Copy each line below in which the string "pvalue" occurs.

## begin DATA SECTION

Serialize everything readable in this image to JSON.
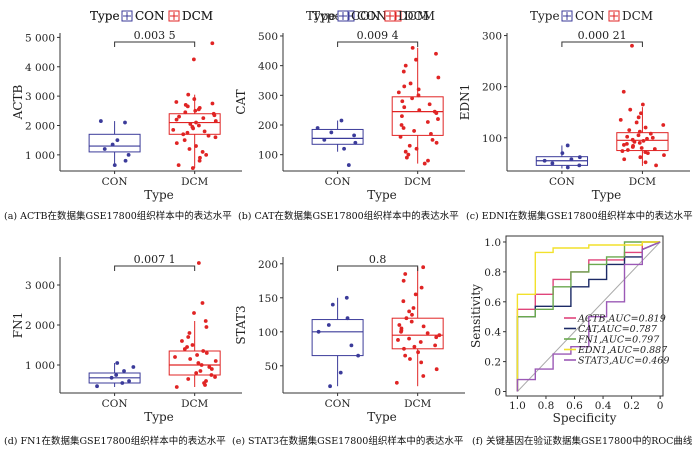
{
  "captions": {
    "a": "(a) ACTB在数据集GSE17800组织样本中的表达水平",
    "b": "(b) CAT在数据集GSE17800组织样本中的表达水平",
    "c": "(c) EDNI在数据集GSE17800组织样本中的表达水平",
    "d": "(d) FN1在数据集GSE17800组织样本中的表达水平",
    "e": "(e) STAT3在数据集GSE17800组织样本中的表达水平",
    "f": "(f) 关键基因在验证数据集GSE17800中的ROC曲线"
  },
  "colors": {
    "con": "#3b3b9a",
    "dcm": "#e02424",
    "diag": "#aaaaaa"
  },
  "chart_data": [
    {
      "id": "a",
      "type": "box",
      "xlabel": "Type",
      "ylabel": "ACTB",
      "legend": {
        "title": "Type",
        "items": [
          "CON",
          "DCM"
        ],
        "placement": "top"
      },
      "categories": [
        "CON",
        "DCM"
      ],
      "ylim": [
        450,
        5150
      ],
      "yticks": [
        1000,
        2000,
        3000,
        4000,
        5000
      ],
      "yticklabels": [
        "1 000",
        "2 000",
        "3 000",
        "4 000",
        "5 000"
      ],
      "pvalue": "0.003 5",
      "boxes": [
        {
          "group": "CON",
          "min": 600,
          "q1": 1100,
          "median": 1300,
          "q3": 1700,
          "max": 2150
        },
        {
          "group": "DCM",
          "min": 550,
          "q1": 1700,
          "median": 2100,
          "q3": 2400,
          "max": 3050
        }
      ],
      "points": [
        {
          "group": "CON",
          "values": [
            2150,
            2100,
            1500,
            1350,
            1200,
            1000,
            800,
            650
          ]
        },
        {
          "group": "DCM",
          "values": [
            4800,
            4250,
            3050,
            2900,
            2800,
            2750,
            2700,
            2650,
            2600,
            2550,
            2500,
            2450,
            2400,
            2350,
            2300,
            2250,
            2200,
            2150,
            2100,
            2050,
            2000,
            1950,
            1900,
            1850,
            1800,
            1750,
            1700,
            1650,
            1600,
            1500,
            1400,
            1300,
            1200,
            1100,
            1000,
            900,
            800,
            650,
            550
          ]
        }
      ]
    },
    {
      "id": "b",
      "type": "box",
      "xlabel": "Type",
      "ylabel": "CAT",
      "legend": {
        "title": "Type",
        "items": [
          "CON",
          "DCM"
        ],
        "placement": "top"
      },
      "categories": [
        "CON",
        "DCM"
      ],
      "ylim": [
        45,
        510
      ],
      "yticks": [
        100,
        200,
        300,
        400,
        500
      ],
      "yticklabels": [
        "100",
        "200",
        "300",
        "400",
        "500"
      ],
      "pvalue": "0.009 4",
      "boxes": [
        {
          "group": "CON",
          "min": 110,
          "q1": 135,
          "median": 155,
          "q3": 185,
          "max": 215
        },
        {
          "group": "DCM",
          "min": 70,
          "q1": 165,
          "median": 245,
          "q3": 295,
          "max": 460
        }
      ],
      "points": [
        {
          "group": "CON",
          "values": [
            215,
            190,
            175,
            165,
            150,
            140,
            120,
            65
          ]
        },
        {
          "group": "DCM",
          "values": [
            460,
            440,
            420,
            400,
            380,
            360,
            340,
            330,
            320,
            310,
            300,
            290,
            280,
            270,
            260,
            250,
            245,
            240,
            230,
            220,
            210,
            200,
            190,
            180,
            170,
            160,
            150,
            140,
            130,
            120,
            110,
            100,
            90,
            80,
            70
          ]
        }
      ]
    },
    {
      "id": "c",
      "type": "box",
      "xlabel": "Type",
      "ylabel": "EDN1",
      "legend": {
        "title": "Type",
        "items": [
          "CON",
          "DCM"
        ],
        "placement": "top"
      },
      "categories": [
        "CON",
        "DCM"
      ],
      "ylim": [
        35,
        305
      ],
      "yticks": [
        100,
        200,
        300
      ],
      "yticklabels": [
        "100",
        "200",
        "300"
      ],
      "pvalue": "0.000 21",
      "boxes": [
        {
          "group": "CON",
          "min": 40,
          "q1": 46,
          "median": 55,
          "q3": 63,
          "max": 85
        },
        {
          "group": "DCM",
          "min": 45,
          "q1": 75,
          "median": 95,
          "q3": 110,
          "max": 160
        }
      ],
      "points": [
        {
          "group": "CON",
          "values": [
            85,
            70,
            62,
            58,
            55,
            50,
            46,
            42
          ]
        },
        {
          "group": "DCM",
          "values": [
            280,
            190,
            165,
            155,
            148,
            140,
            135,
            130,
            125,
            120,
            115,
            112,
            108,
            105,
            102,
            100,
            98,
            96,
            94,
            92,
            90,
            88,
            86,
            84,
            82,
            80,
            78,
            76,
            74,
            72,
            70,
            66,
            62,
            58,
            52,
            46
          ]
        }
      ]
    },
    {
      "id": "d",
      "type": "box",
      "xlabel": "Type",
      "ylabel": "FN1",
      "legend": {
        "title": "Type",
        "items": [
          "CON",
          "DCM"
        ],
        "placement": "top"
      },
      "categories": [
        "CON",
        "DCM"
      ],
      "ylim": [
        300,
        3700
      ],
      "yticks": [
        1000,
        2000,
        3000
      ],
      "yticklabels": [
        "1 000",
        "2 000",
        "3 000"
      ],
      "pvalue": "0.007 1",
      "boxes": [
        {
          "group": "CON",
          "min": 450,
          "q1": 550,
          "median": 680,
          "q3": 800,
          "max": 1050
        },
        {
          "group": "DCM",
          "min": 450,
          "q1": 750,
          "median": 1000,
          "q3": 1350,
          "max": 2100
        }
      ],
      "points": [
        {
          "group": "CON",
          "values": [
            1050,
            950,
            850,
            750,
            680,
            600,
            550,
            470
          ]
        },
        {
          "group": "DCM",
          "values": [
            3550,
            2550,
            2300,
            2100,
            1950,
            1800,
            1700,
            1600,
            1500,
            1450,
            1400,
            1350,
            1300,
            1250,
            1200,
            1150,
            1100,
            1050,
            1000,
            950,
            900,
            850,
            800,
            750,
            700,
            650,
            600,
            550,
            500,
            450
          ]
        }
      ]
    },
    {
      "id": "e",
      "type": "box",
      "xlabel": "Type",
      "ylabel": "STAT3",
      "legend": {
        "title": "Type",
        "items": [
          "CON",
          "DCM"
        ],
        "placement": "top"
      },
      "categories": [
        "CON",
        "DCM"
      ],
      "ylim": [
        10,
        210
      ],
      "yticks": [
        50,
        100,
        150,
        200
      ],
      "yticklabels": [
        "50",
        "100",
        "150",
        "200"
      ],
      "pvalue": "0.8",
      "boxes": [
        {
          "group": "CON",
          "min": 20,
          "q1": 65,
          "median": 100,
          "q3": 118,
          "max": 150
        },
        {
          "group": "DCM",
          "min": 20,
          "q1": 75,
          "median": 95,
          "q3": 120,
          "max": 195
        }
      ],
      "points": [
        {
          "group": "CON",
          "values": [
            150,
            140,
            120,
            110,
            100,
            80,
            65,
            40,
            20
          ]
        },
        {
          "group": "DCM",
          "values": [
            195,
            185,
            175,
            165,
            155,
            145,
            135,
            130,
            125,
            120,
            115,
            110,
            108,
            105,
            102,
            100,
            98,
            95,
            92,
            90,
            88,
            85,
            80,
            78,
            75,
            70,
            65,
            60,
            55,
            45,
            35,
            25
          ]
        }
      ]
    },
    {
      "id": "f",
      "type": "line",
      "xlabel": "Specificity",
      "ylabel": "Sensitivity",
      "xlim": [
        1.08,
        -0.02
      ],
      "ylim": [
        -0.03,
        1.04
      ],
      "xticks": [
        1.0,
        0.8,
        0.6,
        0.4,
        0.2,
        0.0
      ],
      "xticklabels": [
        "1.0",
        "0.8",
        "0.6",
        "0.4",
        "0.2",
        "0"
      ],
      "yticks": [
        0,
        0.2,
        0.4,
        0.6,
        0.8,
        1.0
      ],
      "yticklabels": [
        "0",
        "0.2",
        "0.4",
        "0.6",
        "0.8",
        "1.0"
      ],
      "legend_placement": "bottom-right",
      "series": [
        {
          "name": "ACTB,AUC=0.819",
          "color": "#e0457b",
          "x": [
            1,
            1,
            0.875,
            0.875,
            0.75,
            0.75,
            0.625,
            0.625,
            0.5,
            0.5,
            0.25,
            0.25,
            0.125,
            0.125,
            0
          ],
          "y": [
            0,
            0.55,
            0.55,
            0.65,
            0.65,
            0.75,
            0.75,
            0.8,
            0.8,
            0.88,
            0.88,
            0.93,
            0.93,
            1,
            1
          ]
        },
        {
          "name": "CAT,AUC=0.787",
          "color": "#1c2a66",
          "x": [
            1,
            1,
            0.875,
            0.875,
            0.625,
            0.625,
            0.5,
            0.5,
            0.375,
            0.375,
            0.25,
            0.25,
            0.125,
            0.125,
            0
          ],
          "y": [
            0,
            0.5,
            0.5,
            0.57,
            0.57,
            0.7,
            0.7,
            0.75,
            0.75,
            0.85,
            0.85,
            0.9,
            0.9,
            0.95,
            1
          ]
        },
        {
          "name": "FN1,AUC=0.797",
          "color": "#6aa84f",
          "x": [
            1,
            1,
            0.875,
            0.875,
            0.75,
            0.75,
            0.625,
            0.625,
            0.5,
            0.5,
            0.375,
            0.375,
            0.25,
            0.25,
            0
          ],
          "y": [
            0,
            0.5,
            0.5,
            0.55,
            0.55,
            0.7,
            0.7,
            0.8,
            0.8,
            0.85,
            0.85,
            0.9,
            0.9,
            1,
            1
          ]
        },
        {
          "name": "EDN1,AUC=0.887",
          "color": "#f2e12b",
          "x": [
            1,
            1,
            0.875,
            0.875,
            0.75,
            0.75,
            0.5,
            0.5,
            0.125,
            0.125,
            0
          ],
          "y": [
            0,
            0.65,
            0.65,
            0.93,
            0.93,
            0.96,
            0.96,
            0.98,
            0.98,
            1,
            1
          ]
        },
        {
          "name": "STAT3,AUC=0.469",
          "color": "#9b59b6",
          "x": [
            1,
            1,
            0.875,
            0.875,
            0.75,
            0.75,
            0.625,
            0.625,
            0.5,
            0.5,
            0.375,
            0.375,
            0.25,
            0.25,
            0.125,
            0.125,
            0
          ],
          "y": [
            0,
            0.08,
            0.08,
            0.15,
            0.15,
            0.25,
            0.25,
            0.3,
            0.3,
            0.5,
            0.5,
            0.6,
            0.6,
            0.85,
            0.85,
            0.95,
            1
          ]
        }
      ]
    }
  ]
}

## end DATA SECTION

● **ANSWER TO THIS EXERCISE**:
      "pvalue": "0.003 5",
      "pvalue": "0.009 4",
      "pvalue": "0.000 21",
      "pvalue": "0.007 1",
      "pvalue": "0.8",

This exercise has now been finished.